→ **Aim of the task**
Transcribe all of the records word for word, but omit the pictures.
start
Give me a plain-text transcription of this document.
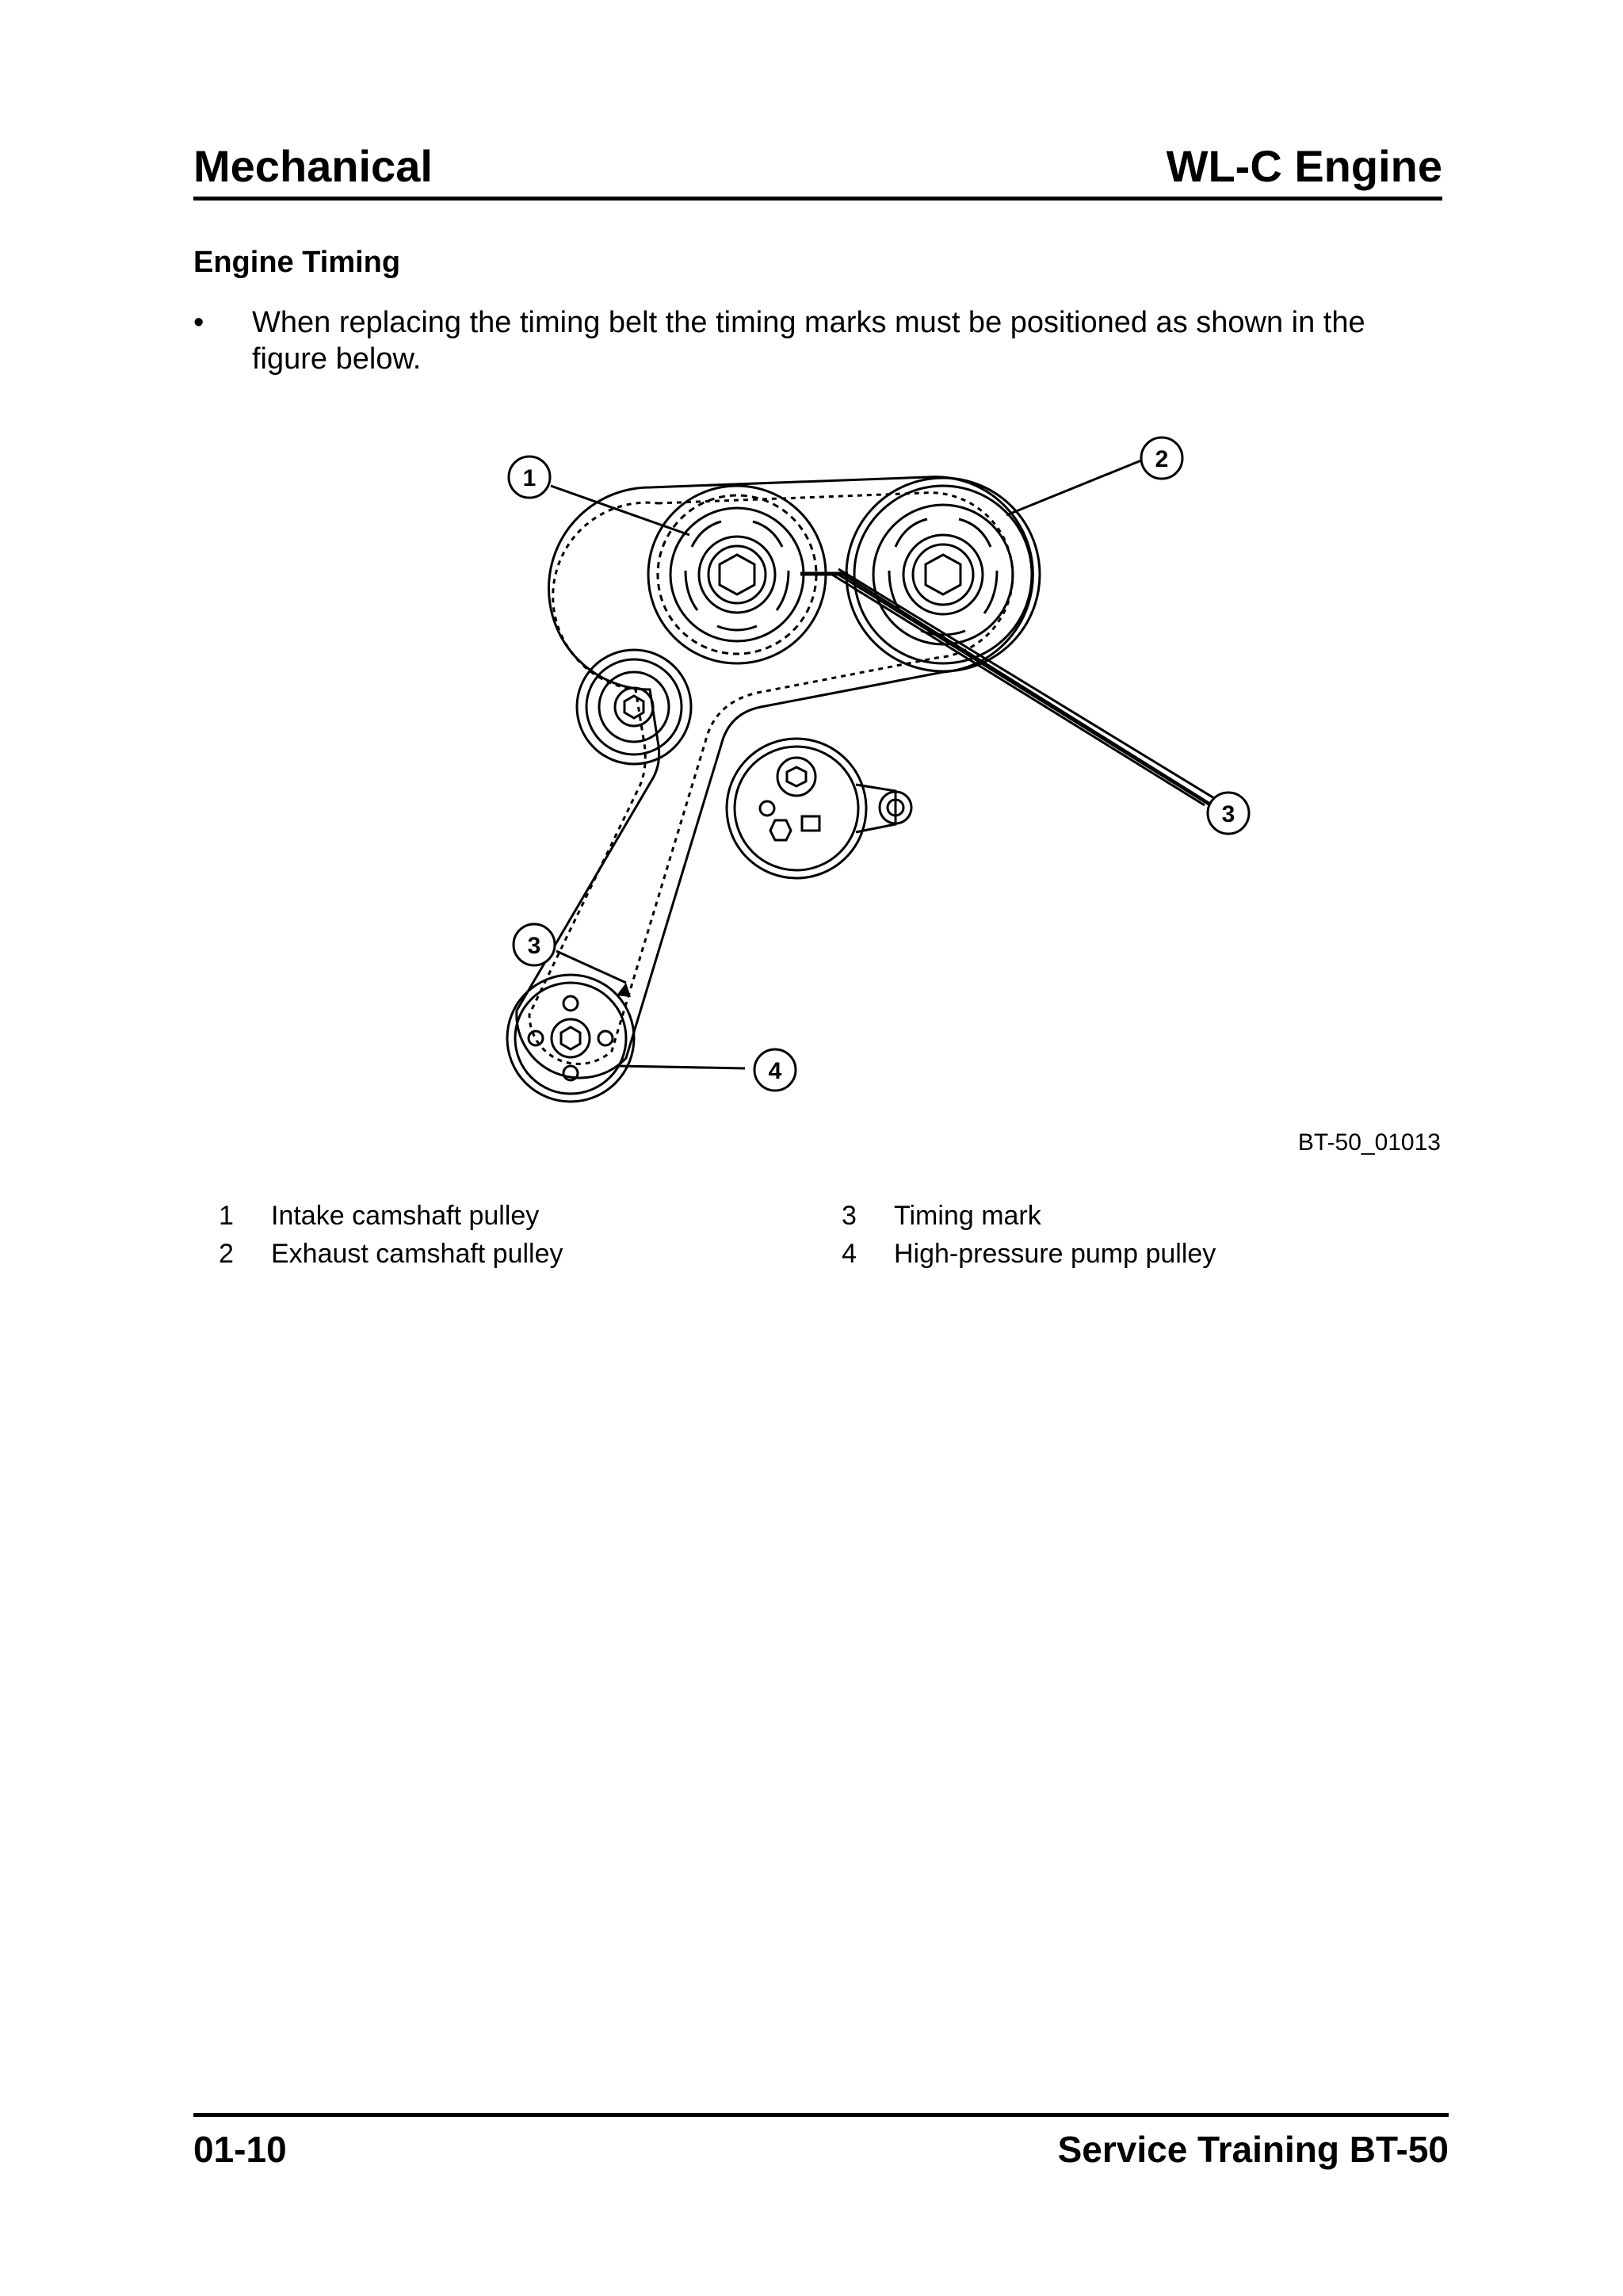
Mechanical	WL-C Engine
Engine Timing
•	When replacing the timing belt the timing marks must be positioned as shown in the figure below.
1
2
3
3
4
BT-50_01013
1	Intake camshaft pulley
2	Exhaust camshaft pulley
3	Timing mark
4	High-pressure pump pulley
01-10	Service Training BT-50
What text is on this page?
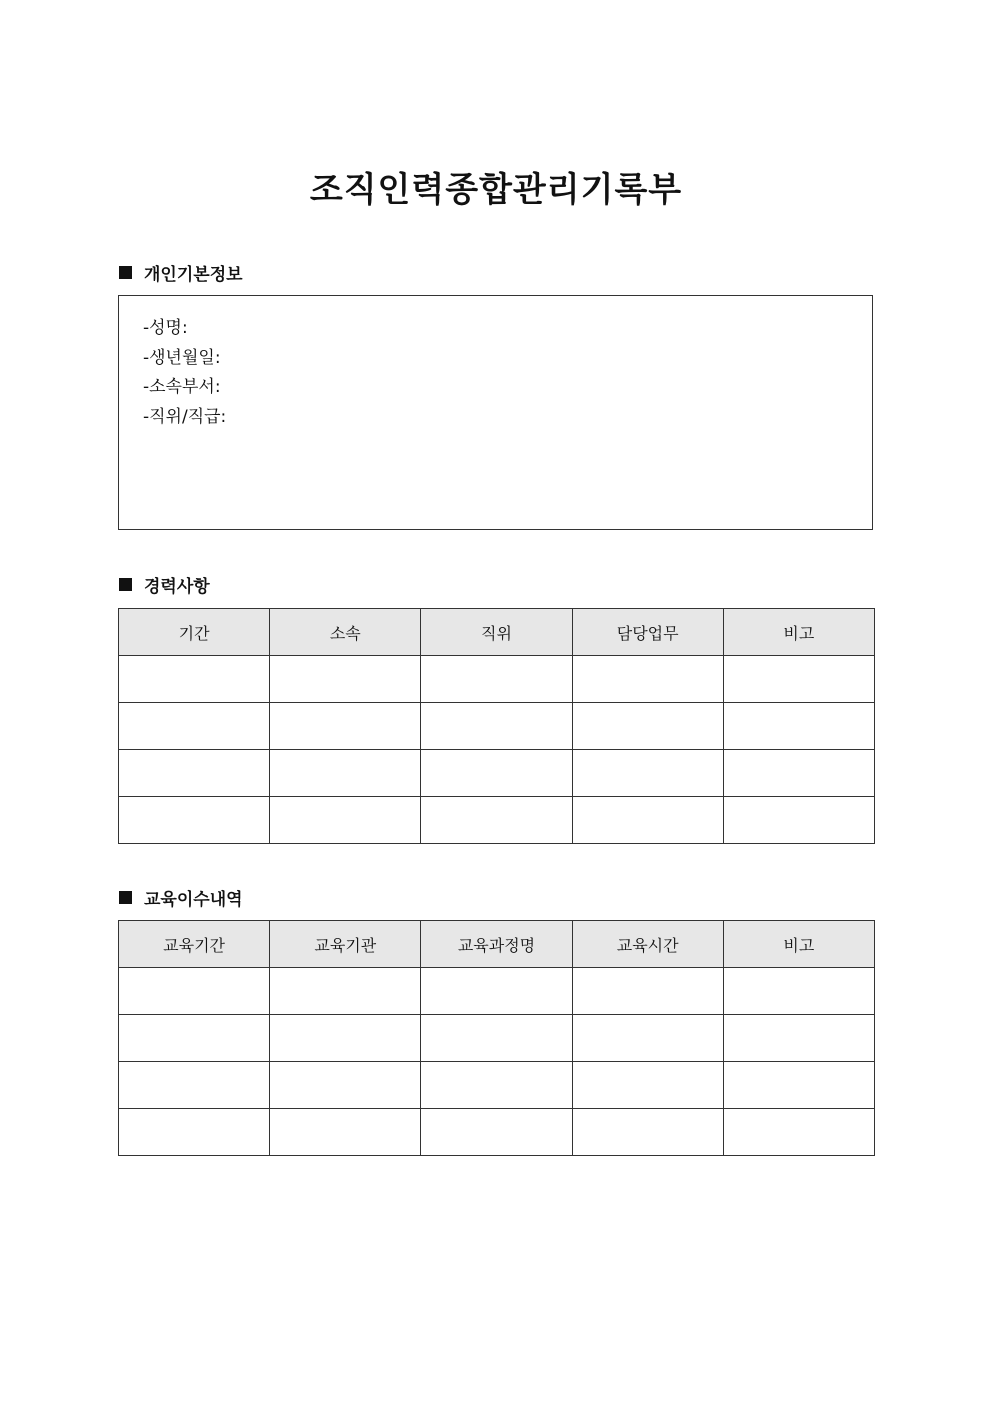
조직인력종합관리기록부
개인기본정보
-성명:
-생년월일:
-소속부서:
-직위/직급:
경력사항
기간	소속	직위	담당업무	비고

교육이수내역
교육기간	교육기관	교육과정명	교육시간	비고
end
→ **Solution**
Give me a plain-text transcription of this document.
Mechanical	WL-C Engine
Engine Timing
•	When replacing the timing belt the timing marks must be positioned as shown in the figure below.
1
2
3
3
4
BT-50_01013
1	Intake camshaft pulley
2	Exhaust camshaft pulley
3	Timing mark
4	High-pressure pump pulley
01-10	Service Training BT-50
What text is on this page?
조직인력종합관리기록부
개인기본정보
-성명:
-생년월일:
-소속부서:
-직위/직급:
경력사항
기간	소속	직위	담당업무	비고

교육이수내역
교육기간	교육기관	교육과정명	교육시간	비고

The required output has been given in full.